Supplied data:
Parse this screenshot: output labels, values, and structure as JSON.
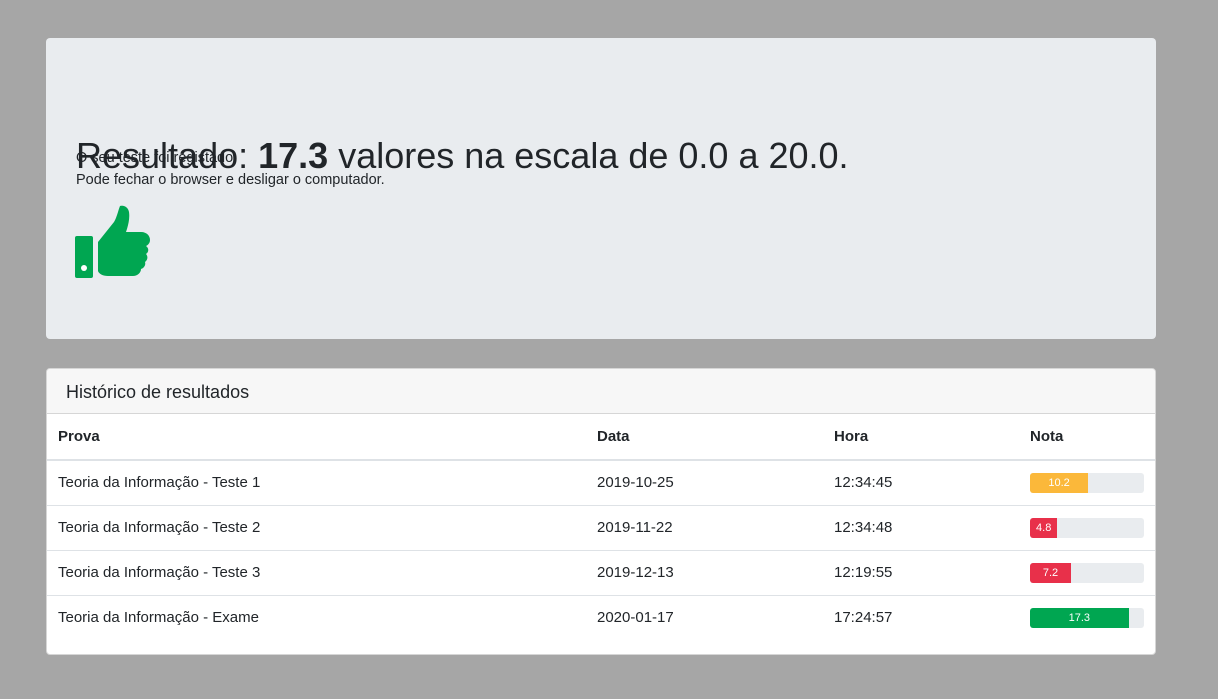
{
  "result": {
    "prefix": "Resultado: ",
    "score": "17.3",
    "suffix": " valores na escala de 0.0 a 20.0.",
    "message1": "O seu teste foi registado.",
    "message2": "Pode fechar o browser e desligar o computador.",
    "icon": "thumbs-up-icon",
    "icon_color": "#00a651"
  },
  "history": {
    "title": "Histórico de resultados",
    "columns": [
      "Prova",
      "Data",
      "Hora",
      "Nota"
    ],
    "max_score": 20,
    "rows": [
      {
        "prova": "Teoria da Informação - Teste 1",
        "data": "2019-10-25",
        "hora": "12:34:45",
        "nota": 10.2,
        "nota_label": "10.2",
        "color": "#fbb83a"
      },
      {
        "prova": "Teoria da Informação - Teste 2",
        "data": "2019-11-22",
        "hora": "12:34:48",
        "nota": 4.8,
        "nota_label": "4.8",
        "color": "#e8304a"
      },
      {
        "prova": "Teoria da Informação - Teste 3",
        "data": "2019-12-13",
        "hora": "12:19:55",
        "nota": 7.2,
        "nota_label": "7.2",
        "color": "#e8304a"
      },
      {
        "prova": "Teoria da Informação - Exame",
        "data": "2020-01-17",
        "hora": "17:24:57",
        "nota": 17.3,
        "nota_label": "17.3",
        "color": "#00a651"
      }
    ]
  }
}
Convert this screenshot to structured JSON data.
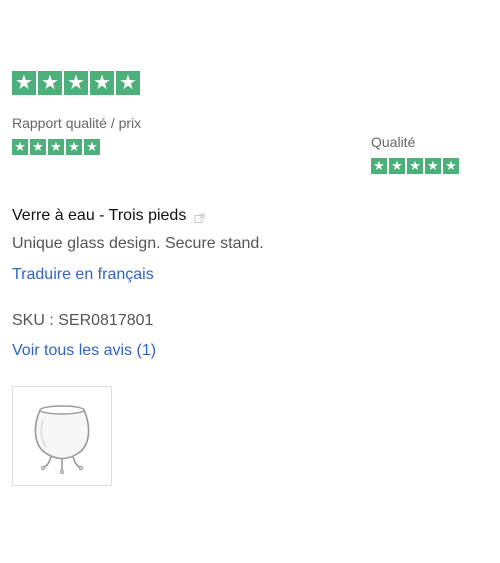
{
  "overall_rating": {
    "stars": 5,
    "star_glyph": "★",
    "color": "#4bb07a"
  },
  "ratings": [
    {
      "label": "Rapport qualité / prix",
      "stars": 5
    },
    {
      "label": "Qualité",
      "stars": 5
    }
  ],
  "review": {
    "title": "Verre à eau - Trois pieds",
    "external_icon": "external-link-icon",
    "body": "Unique glass design. Secure stand.",
    "translate_label": "Traduire en français",
    "sku": "SKU : SER0817801",
    "all_reviews_label": "Voir tous les avis (1)"
  },
  "product_image": {
    "icon": "glass-tripod-icon"
  }
}
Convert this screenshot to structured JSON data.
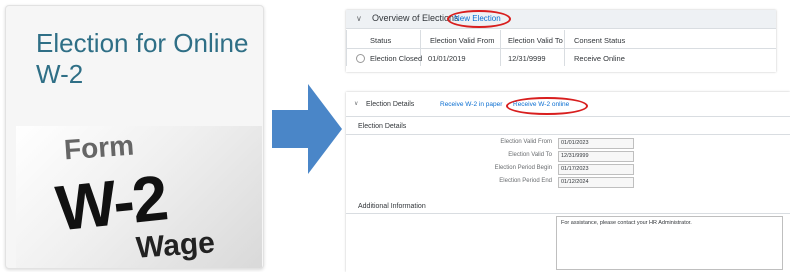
{
  "tile": {
    "title": "Election for Online W-2",
    "image_words": {
      "form": "Form",
      "w2": "W-2",
      "wage": "Wage"
    }
  },
  "overview": {
    "title": "Overview of Elections",
    "new_election": "New Election",
    "columns": [
      "Status",
      "Election Valid From",
      "Election Valid To",
      "Consent Status"
    ],
    "rows": [
      {
        "status": "Election Closed",
        "valid_from": "01/01/2019",
        "valid_to": "12/31/9999",
        "consent": "Receive Online"
      }
    ]
  },
  "details": {
    "title": "Election Details",
    "link_paper": "Receive W-2 in paper",
    "link_online": "Receive W-2 online",
    "section_title": "Election Details",
    "fields": [
      {
        "label": "Election Valid From",
        "value": "01/01/2023"
      },
      {
        "label": "Election Valid To",
        "value": "12/31/9999"
      },
      {
        "label": "Election Period Begin",
        "value": "01/17/2023"
      },
      {
        "label": "Election Period End",
        "value": "01/12/2024"
      }
    ],
    "additional_title": "Additional Information",
    "additional_text": "For assistance, please contact your HR Administrator."
  },
  "colors": {
    "accent": "#0a6ed1",
    "highlight": "#d81e1e",
    "title": "#2f6f86",
    "arrow": "#4a86c8"
  }
}
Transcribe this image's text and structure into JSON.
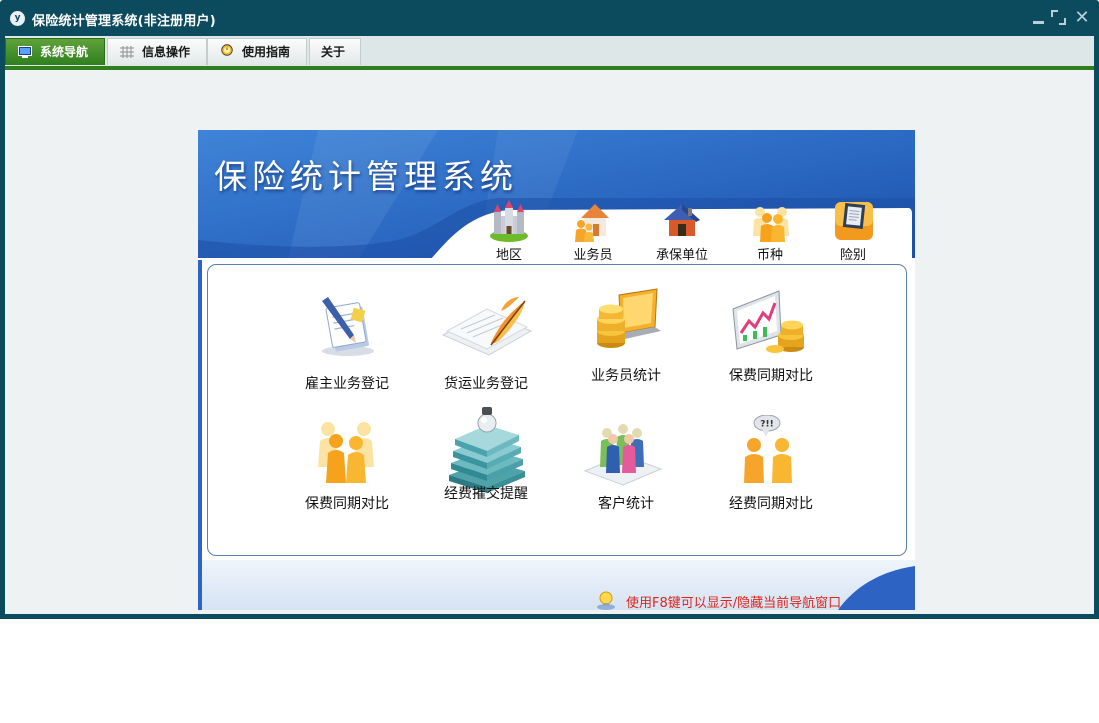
{
  "window": {
    "logo_text": "y",
    "title": "保险统计管理系统(非注册用户)"
  },
  "tabs": [
    {
      "label": "系统导航",
      "icon": "monitor-icon",
      "active": true
    },
    {
      "label": "信息操作",
      "icon": "grid-icon",
      "active": false
    },
    {
      "label": "使用指南",
      "icon": "clock-icon",
      "active": false
    },
    {
      "label": "关于",
      "icon": "",
      "active": false
    }
  ],
  "panel": {
    "banner_title": "保险统计管理系统",
    "categories": [
      {
        "label": "地区",
        "icon": "castle-icon"
      },
      {
        "label": "业务员",
        "icon": "house-people-icon"
      },
      {
        "label": "承保单位",
        "icon": "house-icon"
      },
      {
        "label": "币种",
        "icon": "people-group-icon"
      },
      {
        "label": "险别",
        "icon": "notebook-icon"
      }
    ],
    "items": [
      {
        "label": "雇主业务登记",
        "icon": "pen-document-icon"
      },
      {
        "label": "货运业务登记",
        "icon": "feather-paper-icon"
      },
      {
        "label": "业务员统计",
        "icon": "coins-laptop-icon"
      },
      {
        "label": "保费同期对比",
        "icon": "chart-coins-icon"
      },
      {
        "label": "保费同期对比",
        "icon": "people-group-icon"
      },
      {
        "label": "经费摧交提醒",
        "icon": "books-bulb-icon"
      },
      {
        "label": "客户统计",
        "icon": "people-figures-icon"
      },
      {
        "label": "经费同期对比",
        "icon": "talking-people-icon"
      }
    ],
    "hint": "使用F8键可以显示/隐藏当前导航窗口"
  },
  "colors": {
    "titlebar": "#0c4a5e",
    "tab_active": "#2f7f1e",
    "banner_blue": "#2d6cc4",
    "hint_red": "#e0241b"
  }
}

Exercise description:
State how many lines of the listing hold the string "保险统计管理系统"; reply with the number and nothing else.

Solution for this exercise:
2